* _Exercise task_
Please reproduce every record, keeping each one exactly as written.

* _Records for this task_
□ □ □ □

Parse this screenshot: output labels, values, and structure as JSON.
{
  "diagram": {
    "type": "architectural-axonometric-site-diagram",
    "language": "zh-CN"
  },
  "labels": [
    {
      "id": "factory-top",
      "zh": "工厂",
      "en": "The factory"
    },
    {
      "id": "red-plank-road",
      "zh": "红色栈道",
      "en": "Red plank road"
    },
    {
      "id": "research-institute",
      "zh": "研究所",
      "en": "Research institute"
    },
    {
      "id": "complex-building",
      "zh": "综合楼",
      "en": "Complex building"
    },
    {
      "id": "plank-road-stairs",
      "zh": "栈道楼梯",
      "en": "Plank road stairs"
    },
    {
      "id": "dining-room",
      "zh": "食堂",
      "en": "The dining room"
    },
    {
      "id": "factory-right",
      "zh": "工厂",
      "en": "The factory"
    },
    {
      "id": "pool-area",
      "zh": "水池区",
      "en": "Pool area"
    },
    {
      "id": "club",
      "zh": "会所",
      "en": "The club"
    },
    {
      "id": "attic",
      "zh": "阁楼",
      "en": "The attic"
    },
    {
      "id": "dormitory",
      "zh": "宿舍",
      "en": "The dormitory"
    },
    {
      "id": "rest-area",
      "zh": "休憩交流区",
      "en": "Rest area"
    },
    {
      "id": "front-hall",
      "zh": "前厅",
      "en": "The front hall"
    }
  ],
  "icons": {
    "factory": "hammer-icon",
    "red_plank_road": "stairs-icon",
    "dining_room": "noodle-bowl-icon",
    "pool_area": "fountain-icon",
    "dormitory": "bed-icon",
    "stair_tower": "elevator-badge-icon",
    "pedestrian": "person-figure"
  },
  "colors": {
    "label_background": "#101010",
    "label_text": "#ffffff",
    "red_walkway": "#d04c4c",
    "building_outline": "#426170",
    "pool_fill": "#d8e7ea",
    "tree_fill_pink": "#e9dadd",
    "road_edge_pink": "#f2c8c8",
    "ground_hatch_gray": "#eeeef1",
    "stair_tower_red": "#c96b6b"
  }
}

□ □ □ □

* _Task answer_
Parse this screenshot: output labels, values, and structure as JSON.
{
  "diagram": {
    "type": "architectural-axonometric-site-diagram",
    "language": "zh-CN"
  },
  "labels": [
    {
      "id": "factory-top",
      "zh": "工厂",
      "en": "The factory"
    },
    {
      "id": "red-plank-road",
      "zh": "红色栈道",
      "en": "Red plank road"
    },
    {
      "id": "research-institute",
      "zh": "研究所",
      "en": "Research institute"
    },
    {
      "id": "complex-building",
      "zh": "综合楼",
      "en": "Complex building"
    },
    {
      "id": "plank-road-stairs",
      "zh": "栈道楼梯",
      "en": "Plank road stairs"
    },
    {
      "id": "dining-room",
      "zh": "食堂",
      "en": "The dining room"
    },
    {
      "id": "factory-right",
      "zh": "工厂",
      "en": "The factory"
    },
    {
      "id": "pool-area",
      "zh": "水池区",
      "en": "Pool area"
    },
    {
      "id": "club",
      "zh": "会所",
      "en": "The club"
    },
    {
      "id": "attic",
      "zh": "阁楼",
      "en": "The attic"
    },
    {
      "id": "dormitory",
      "zh": "宿舍",
      "en": "The dormitory"
    },
    {
      "id": "rest-area",
      "zh": "休憩交流区",
      "en": "Rest area"
    },
    {
      "id": "front-hall",
      "zh": "前厅",
      "en": "The front hall"
    }
  ],
  "icons": {
    "factory": "hammer-icon",
    "red_plank_road": "stairs-icon",
    "dining_room": "noodle-bowl-icon",
    "pool_area": "fountain-icon",
    "dormitory": "bed-icon",
    "stair_tower": "elevator-badge-icon",
    "pedestrian": "person-figure"
  },
  "colors": {
    "label_background": "#101010",
    "label_text": "#ffffff",
    "red_walkway": "#d04c4c",
    "building_outline": "#426170",
    "pool_fill": "#d8e7ea",
    "tree_fill_pink": "#e9dadd",
    "road_edge_pink": "#f2c8c8",
    "ground_hatch_gray": "#eeeef1",
    "stair_tower_red": "#c96b6b"
  }
}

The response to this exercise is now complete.